- **TASK INSTRUCTIONS**
Give back all the data exactly, line by line.
--- BEGIN ---
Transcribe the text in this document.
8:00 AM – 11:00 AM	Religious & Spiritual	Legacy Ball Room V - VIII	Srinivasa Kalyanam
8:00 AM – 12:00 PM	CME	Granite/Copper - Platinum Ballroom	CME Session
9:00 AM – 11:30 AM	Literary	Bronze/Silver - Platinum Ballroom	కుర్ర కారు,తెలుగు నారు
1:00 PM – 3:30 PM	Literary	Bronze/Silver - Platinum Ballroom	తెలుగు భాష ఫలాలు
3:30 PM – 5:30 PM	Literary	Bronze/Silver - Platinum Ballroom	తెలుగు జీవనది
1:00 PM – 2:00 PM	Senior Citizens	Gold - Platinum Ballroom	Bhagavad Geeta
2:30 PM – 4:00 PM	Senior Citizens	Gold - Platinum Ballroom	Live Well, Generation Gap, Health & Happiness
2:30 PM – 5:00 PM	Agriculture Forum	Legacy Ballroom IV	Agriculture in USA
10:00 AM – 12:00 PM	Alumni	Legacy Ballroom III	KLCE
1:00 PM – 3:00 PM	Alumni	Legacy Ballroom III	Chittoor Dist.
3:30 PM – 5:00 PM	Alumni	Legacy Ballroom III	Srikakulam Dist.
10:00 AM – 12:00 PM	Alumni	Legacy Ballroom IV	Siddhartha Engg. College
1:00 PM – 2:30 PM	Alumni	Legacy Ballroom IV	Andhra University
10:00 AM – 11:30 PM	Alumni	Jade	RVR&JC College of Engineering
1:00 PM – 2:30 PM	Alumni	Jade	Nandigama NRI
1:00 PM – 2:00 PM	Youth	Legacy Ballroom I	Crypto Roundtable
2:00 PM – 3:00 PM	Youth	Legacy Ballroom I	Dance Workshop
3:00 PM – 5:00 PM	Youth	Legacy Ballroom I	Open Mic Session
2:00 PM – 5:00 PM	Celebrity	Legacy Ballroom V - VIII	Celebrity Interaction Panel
--- END ---
- **RESULT BELOW**
Transcribe the text in this document.
8:00 AM – 11:00 AM	Religious & Spiritual	Legacy Ball Room V - VIII	Srinivasa Kalyanam
8:00 AM – 12:00 PM	CME	Granite/Copper - Platinum Ballroom	CME Session
9:00 AM – 11:30 AM	Literary	Bronze/Silver - Platinum Ballroom	కుర్ర కారు,తెలుగు నారు
1:00 PM – 3:30 PM	Literary	Bronze/Silver - Platinum Ballroom	తెలుగు భాష ఫలాలు
3:30 PM – 5:30 PM	Literary	Bronze/Silver - Platinum Ballroom	తెలుగు జీవనది
1:00 PM – 2:00 PM	Senior Citizens	Gold - Platinum Ballroom	Bhagavad Geeta
2:30 PM – 4:00 PM	Senior Citizens	Gold - Platinum Ballroom	Live Well, Generation Gap, Health & Happiness
2:30 PM – 5:00 PM	Agriculture Forum	Legacy Ballroom IV	Agriculture in USA
10:00 AM – 12:00 PM	Alumni	Legacy Ballroom III	KLCE
1:00 PM – 3:00 PM	Alumni	Legacy Ballroom III	Chittoor Dist.
3:30 PM – 5:00 PM	Alumni	Legacy Ballroom III	Srikakulam Dist.
10:00 AM – 12:00 PM	Alumni	Legacy Ballroom IV	Siddhartha Engg. College
1:00 PM – 2:30 PM	Alumni	Legacy Ballroom IV	Andhra University
10:00 AM – 11:30 PM	Alumni	Jade	RVR&JC College of Engineering
1:00 PM – 2:30 PM	Alumni	Jade	Nandigama NRI
1:00 PM – 2:00 PM	Youth	Legacy Ballroom I	Crypto Roundtable
2:00 PM – 3:00 PM	Youth	Legacy Ballroom I	Dance Workshop
3:00 PM – 5:00 PM	Youth	Legacy Ballroom I	Open Mic Session
2:00 PM – 5:00 PM	Celebrity	Legacy Ballroom V - VIII	Celebrity Interaction Panel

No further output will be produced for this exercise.